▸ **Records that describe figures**
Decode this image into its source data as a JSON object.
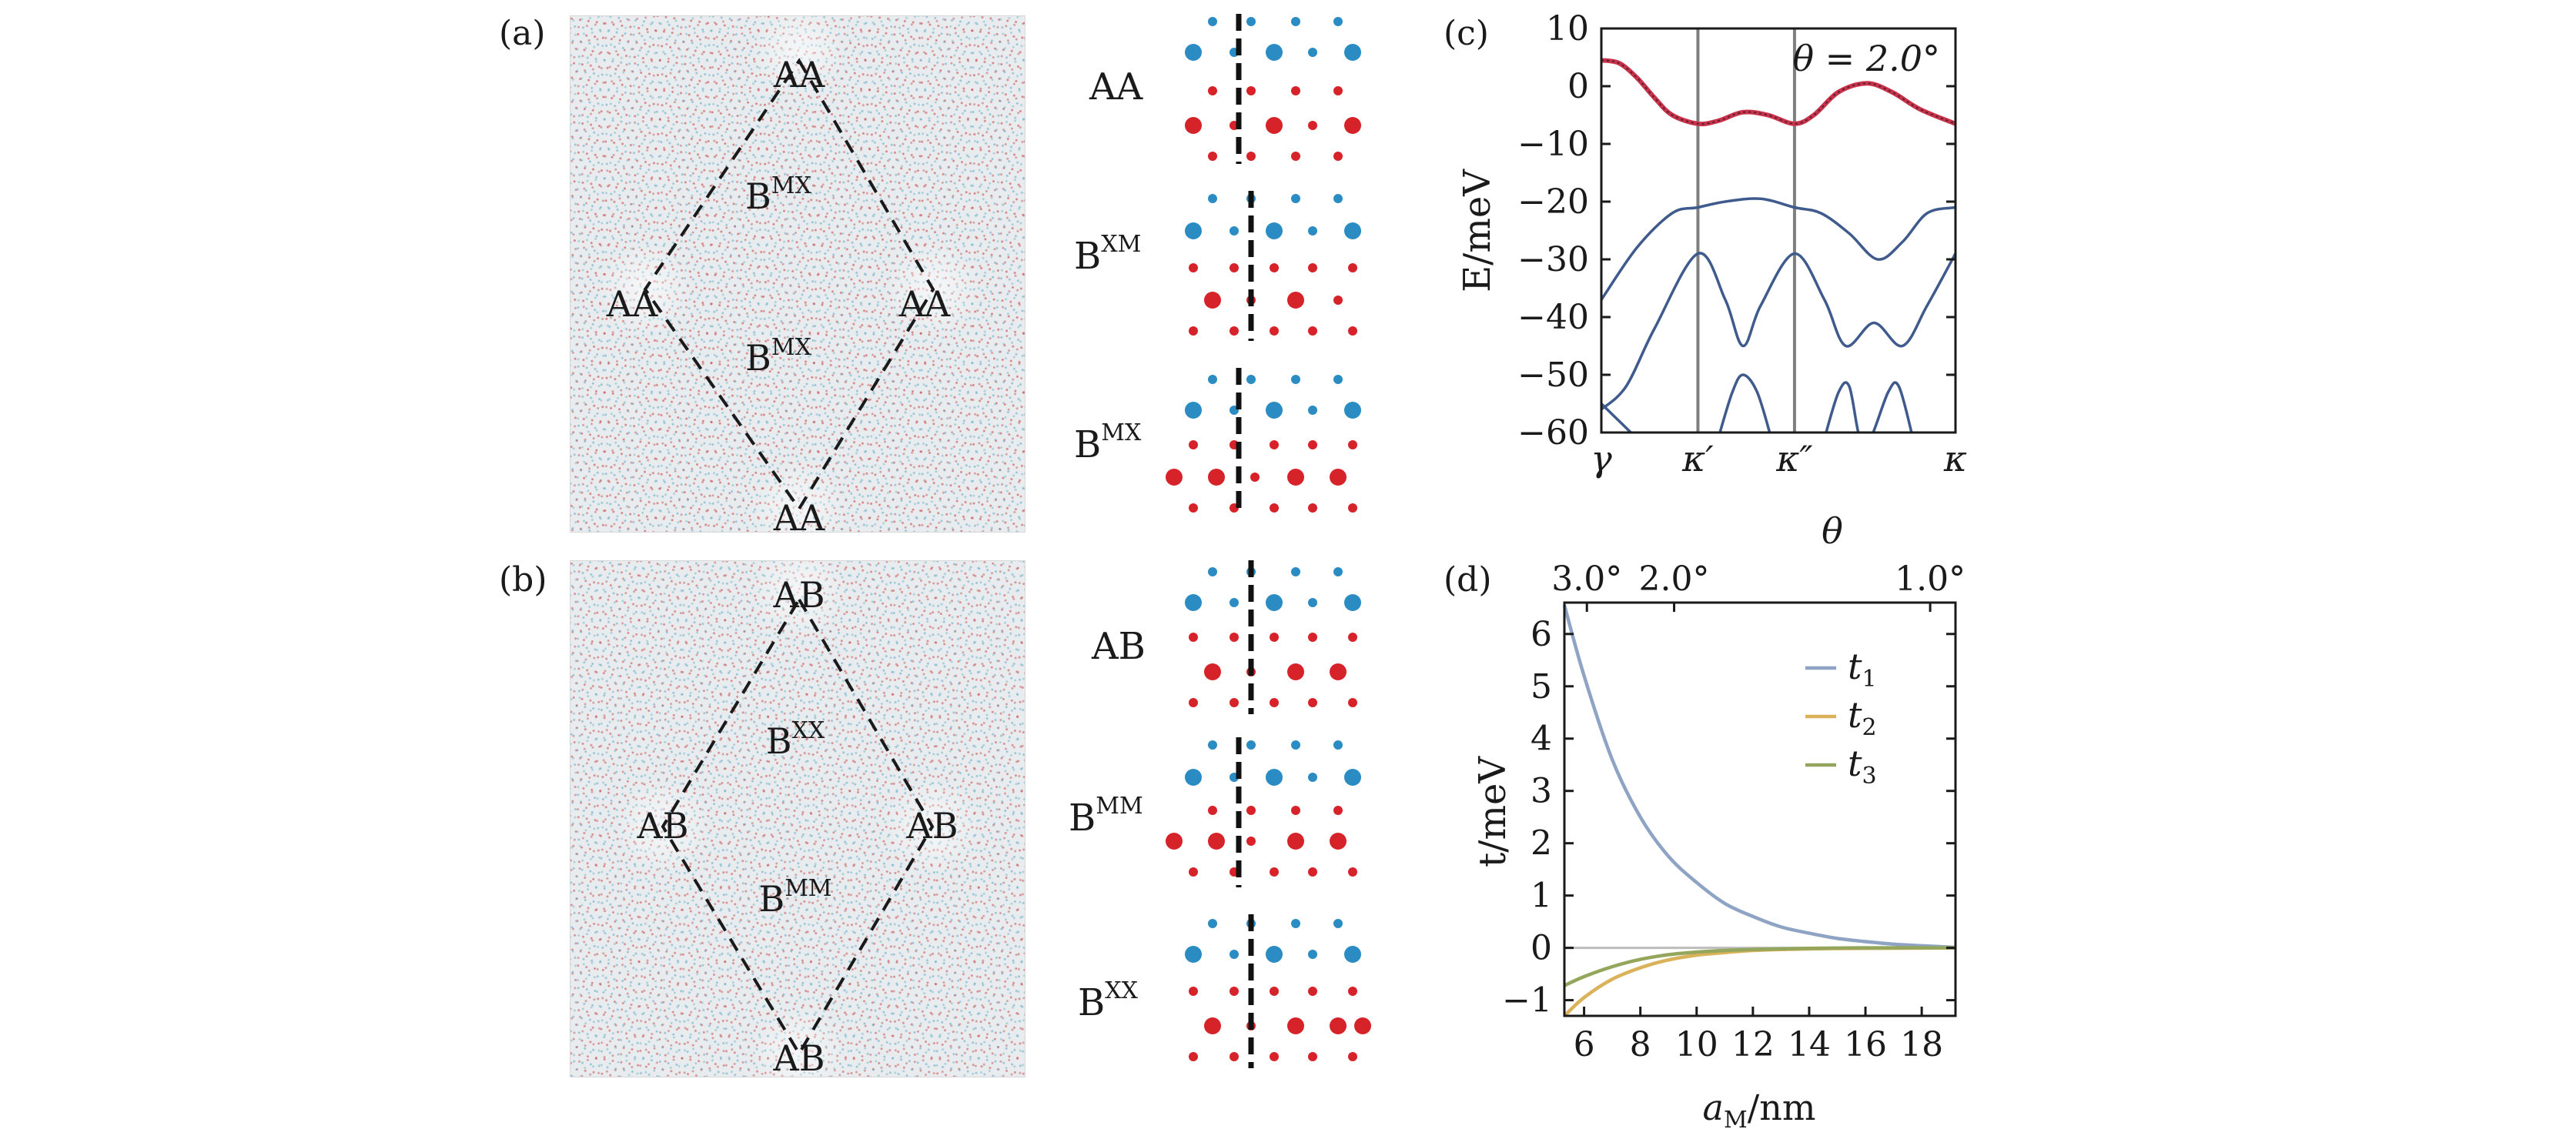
{
  "panel_a": {
    "letter": "(a)",
    "sites": {
      "top": "AA",
      "left": "AA",
      "right": "AA",
      "bottom": "AA"
    },
    "inner_upper": {
      "base": "B",
      "sup": "MX"
    },
    "inner_lower": {
      "base": "B",
      "sup": "MX"
    },
    "stacking": [
      {
        "base": "AA",
        "sup": ""
      },
      {
        "base": "B",
        "sup": "XM"
      },
      {
        "base": "B",
        "sup": "MX"
      }
    ]
  },
  "panel_b": {
    "letter": "(b)",
    "sites": {
      "top": "AB",
      "left": "AB",
      "right": "AB",
      "bottom": "AB"
    },
    "inner_upper": {
      "base": "B",
      "sup": "XX"
    },
    "inner_lower": {
      "base": "B",
      "sup": "MM"
    },
    "stacking": [
      {
        "base": "AB",
        "sup": ""
      },
      {
        "base": "B",
        "sup": "MM"
      },
      {
        "base": "B",
        "sup": "XX"
      }
    ]
  },
  "colors": {
    "metal_atom": "#2b8cc4",
    "chalcogen_atom": "#d6232a",
    "band_red": "#c8324a",
    "band_blue": "#3f5a8c",
    "t1": "#8fa4c4",
    "t2": "#d9b25a",
    "t3": "#94a65c",
    "kpath_line": "#7f7f7f"
  },
  "chart_data": [
    {
      "type": "line",
      "panel": "(c)",
      "annotation": "θ = 2.0°",
      "ylabel": "E/meV",
      "xlabel": "θ",
      "ylim": [
        -60,
        10
      ],
      "yticks": [
        "10",
        "0",
        "−10",
        "−20",
        "−30",
        "−40",
        "−50",
        "−60"
      ],
      "ytick_values": [
        10,
        0,
        -10,
        -20,
        -30,
        -40,
        -50,
        -60
      ],
      "xticks": [
        "γ",
        "κ′",
        "κ″",
        "κ"
      ],
      "xtick_positions": [
        0,
        0.2727,
        0.5455,
        1.0
      ],
      "series": [
        {
          "role": "topmost band (red)",
          "x": [
            0,
            0.05,
            0.1,
            0.15,
            0.2,
            0.2727,
            0.33,
            0.4,
            0.47,
            0.5455,
            0.6,
            0.67,
            0.75,
            0.82,
            0.9,
            1.0
          ],
          "y": [
            4.5,
            4,
            1.5,
            -2,
            -5,
            -6.5,
            -6,
            -4.5,
            -5,
            -6.5,
            -5,
            -1,
            0.5,
            -1,
            -4,
            -6.5
          ]
        },
        {
          "role": "band 2",
          "x": [
            0,
            0.1,
            0.2,
            0.2727,
            0.35,
            0.45,
            0.5455,
            0.62,
            0.7,
            0.78,
            0.85,
            0.92,
            1.0
          ],
          "y": [
            -37,
            -28,
            -22,
            -21,
            -20,
            -19.5,
            -21,
            -22,
            -25.5,
            -30,
            -27,
            -22,
            -21
          ]
        },
        {
          "role": "band 3",
          "x": [
            0,
            0.07,
            0.15,
            0.2727,
            0.35,
            0.4,
            0.45,
            0.5455,
            0.63,
            0.69,
            0.77,
            0.85,
            0.92,
            1.0
          ],
          "y": [
            -56,
            -52,
            -42,
            -29,
            -37,
            -45,
            -38,
            -29,
            -37,
            -45,
            -41,
            -45,
            -38,
            -29
          ]
        },
        {
          "role": "band 4 (partial)",
          "x": [
            0,
            0.05,
            0.1
          ],
          "y": [
            -55,
            -58,
            -61
          ]
        },
        {
          "role": "band 5 (partial)",
          "x": [
            0.33,
            0.37,
            0.4,
            0.44,
            0.48
          ],
          "y": [
            -61,
            -53,
            -50,
            -53,
            -61
          ]
        },
        {
          "role": "band 6 (partial)",
          "x": [
            0.63,
            0.67,
            0.7,
            0.73,
            0.76,
            0.81,
            0.84,
            0.88
          ],
          "y": [
            -61,
            -53,
            -52,
            -61,
            -61,
            -53,
            -52,
            -61
          ]
        }
      ]
    },
    {
      "type": "line",
      "panel": "(d)",
      "xlabel_base": "a",
      "xlabel_sub": "M",
      "xlabel_unit": "/nm",
      "ylabel": "t/meV",
      "xlim": [
        5.3,
        19.2
      ],
      "ylim": [
        -1.3,
        6.6
      ],
      "xticks": [
        "6",
        "8",
        "10",
        "12",
        "14",
        "16",
        "18"
      ],
      "xtick_values": [
        6,
        8,
        10,
        12,
        14,
        16,
        18
      ],
      "yticks": [
        "6",
        "5",
        "4",
        "3",
        "2",
        "1",
        "0",
        "−1"
      ],
      "ytick_values": [
        6,
        5,
        4,
        3,
        2,
        1,
        0,
        -1
      ],
      "top_axis_ticks": [
        "3.0°",
        "2.0°",
        "1.0°"
      ],
      "top_axis_positions": [
        6.1,
        9.2,
        18.3
      ],
      "series": [
        {
          "name": "t",
          "sub": "1",
          "x": [
            5.3,
            6,
            7,
            8,
            9,
            10,
            11,
            12,
            13,
            14,
            15,
            16,
            17,
            18,
            19.2
          ],
          "y": [
            6.55,
            5.2,
            3.6,
            2.5,
            1.75,
            1.25,
            0.85,
            0.6,
            0.4,
            0.28,
            0.18,
            0.12,
            0.07,
            0.04,
            0.01
          ]
        },
        {
          "name": "t",
          "sub": "2",
          "x": [
            5.3,
            6,
            7,
            8,
            9,
            10,
            11,
            12,
            14,
            16,
            19.2
          ],
          "y": [
            -1.3,
            -0.95,
            -0.6,
            -0.38,
            -0.23,
            -0.14,
            -0.09,
            -0.05,
            -0.02,
            -0.01,
            0
          ]
        },
        {
          "name": "t",
          "sub": "3",
          "x": [
            5.3,
            6,
            7,
            8,
            9,
            10,
            11,
            12,
            14,
            16,
            19.2
          ],
          "y": [
            -0.72,
            -0.55,
            -0.36,
            -0.22,
            -0.13,
            -0.08,
            -0.05,
            -0.03,
            -0.01,
            0,
            0
          ]
        }
      ]
    }
  ]
}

▸ **REQUIREMENTS**
Would you set down the listing exactly, omitting pictures?

▸ **ANSWER TO THE TASK**
Decode this image into its source data as a JSON object.
{
  "panel_a": {
    "letter": "(a)",
    "sites": {
      "top": "AA",
      "left": "AA",
      "right": "AA",
      "bottom": "AA"
    },
    "inner_upper": {
      "base": "B",
      "sup": "MX"
    },
    "inner_lower": {
      "base": "B",
      "sup": "MX"
    },
    "stacking": [
      {
        "base": "AA",
        "sup": ""
      },
      {
        "base": "B",
        "sup": "XM"
      },
      {
        "base": "B",
        "sup": "MX"
      }
    ]
  },
  "panel_b": {
    "letter": "(b)",
    "sites": {
      "top": "AB",
      "left": "AB",
      "right": "AB",
      "bottom": "AB"
    },
    "inner_upper": {
      "base": "B",
      "sup": "XX"
    },
    "inner_lower": {
      "base": "B",
      "sup": "MM"
    },
    "stacking": [
      {
        "base": "AB",
        "sup": ""
      },
      {
        "base": "B",
        "sup": "MM"
      },
      {
        "base": "B",
        "sup": "XX"
      }
    ]
  },
  "colors": {
    "metal_atom": "#2b8cc4",
    "chalcogen_atom": "#d6232a",
    "band_red": "#c8324a",
    "band_blue": "#3f5a8c",
    "t1": "#8fa4c4",
    "t2": "#d9b25a",
    "t3": "#94a65c",
    "kpath_line": "#7f7f7f"
  },
  "chart_data": [
    {
      "type": "line",
      "panel": "(c)",
      "annotation": "θ = 2.0°",
      "ylabel": "E/meV",
      "xlabel": "θ",
      "ylim": [
        -60,
        10
      ],
      "yticks": [
        "10",
        "0",
        "−10",
        "−20",
        "−30",
        "−40",
        "−50",
        "−60"
      ],
      "ytick_values": [
        10,
        0,
        -10,
        -20,
        -30,
        -40,
        -50,
        -60
      ],
      "xticks": [
        "γ",
        "κ′",
        "κ″",
        "κ"
      ],
      "xtick_positions": [
        0,
        0.2727,
        0.5455,
        1.0
      ],
      "series": [
        {
          "role": "topmost band (red)",
          "x": [
            0,
            0.05,
            0.1,
            0.15,
            0.2,
            0.2727,
            0.33,
            0.4,
            0.47,
            0.5455,
            0.6,
            0.67,
            0.75,
            0.82,
            0.9,
            1.0
          ],
          "y": [
            4.5,
            4,
            1.5,
            -2,
            -5,
            -6.5,
            -6,
            -4.5,
            -5,
            -6.5,
            -5,
            -1,
            0.5,
            -1,
            -4,
            -6.5
          ]
        },
        {
          "role": "band 2",
          "x": [
            0,
            0.1,
            0.2,
            0.2727,
            0.35,
            0.45,
            0.5455,
            0.62,
            0.7,
            0.78,
            0.85,
            0.92,
            1.0
          ],
          "y": [
            -37,
            -28,
            -22,
            -21,
            -20,
            -19.5,
            -21,
            -22,
            -25.5,
            -30,
            -27,
            -22,
            -21
          ]
        },
        {
          "role": "band 3",
          "x": [
            0,
            0.07,
            0.15,
            0.2727,
            0.35,
            0.4,
            0.45,
            0.5455,
            0.63,
            0.69,
            0.77,
            0.85,
            0.92,
            1.0
          ],
          "y": [
            -56,
            -52,
            -42,
            -29,
            -37,
            -45,
            -38,
            -29,
            -37,
            -45,
            -41,
            -45,
            -38,
            -29
          ]
        },
        {
          "role": "band 4 (partial)",
          "x": [
            0,
            0.05,
            0.1
          ],
          "y": [
            -55,
            -58,
            -61
          ]
        },
        {
          "role": "band 5 (partial)",
          "x": [
            0.33,
            0.37,
            0.4,
            0.44,
            0.48
          ],
          "y": [
            -61,
            -53,
            -50,
            -53,
            -61
          ]
        },
        {
          "role": "band 6 (partial)",
          "x": [
            0.63,
            0.67,
            0.7,
            0.73,
            0.76,
            0.81,
            0.84,
            0.88
          ],
          "y": [
            -61,
            -53,
            -52,
            -61,
            -61,
            -53,
            -52,
            -61
          ]
        }
      ]
    },
    {
      "type": "line",
      "panel": "(d)",
      "xlabel_base": "a",
      "xlabel_sub": "M",
      "xlabel_unit": "/nm",
      "ylabel": "t/meV",
      "xlim": [
        5.3,
        19.2
      ],
      "ylim": [
        -1.3,
        6.6
      ],
      "xticks": [
        "6",
        "8",
        "10",
        "12",
        "14",
        "16",
        "18"
      ],
      "xtick_values": [
        6,
        8,
        10,
        12,
        14,
        16,
        18
      ],
      "yticks": [
        "6",
        "5",
        "4",
        "3",
        "2",
        "1",
        "0",
        "−1"
      ],
      "ytick_values": [
        6,
        5,
        4,
        3,
        2,
        1,
        0,
        -1
      ],
      "top_axis_ticks": [
        "3.0°",
        "2.0°",
        "1.0°"
      ],
      "top_axis_positions": [
        6.1,
        9.2,
        18.3
      ],
      "series": [
        {
          "name": "t",
          "sub": "1",
          "x": [
            5.3,
            6,
            7,
            8,
            9,
            10,
            11,
            12,
            13,
            14,
            15,
            16,
            17,
            18,
            19.2
          ],
          "y": [
            6.55,
            5.2,
            3.6,
            2.5,
            1.75,
            1.25,
            0.85,
            0.6,
            0.4,
            0.28,
            0.18,
            0.12,
            0.07,
            0.04,
            0.01
          ]
        },
        {
          "name": "t",
          "sub": "2",
          "x": [
            5.3,
            6,
            7,
            8,
            9,
            10,
            11,
            12,
            14,
            16,
            19.2
          ],
          "y": [
            -1.3,
            -0.95,
            -0.6,
            -0.38,
            -0.23,
            -0.14,
            -0.09,
            -0.05,
            -0.02,
            -0.01,
            0
          ]
        },
        {
          "name": "t",
          "sub": "3",
          "x": [
            5.3,
            6,
            7,
            8,
            9,
            10,
            11,
            12,
            14,
            16,
            19.2
          ],
          "y": [
            -0.72,
            -0.55,
            -0.36,
            -0.22,
            -0.13,
            -0.08,
            -0.05,
            -0.03,
            -0.01,
            0,
            0
          ]
        }
      ]
    }
  ]
}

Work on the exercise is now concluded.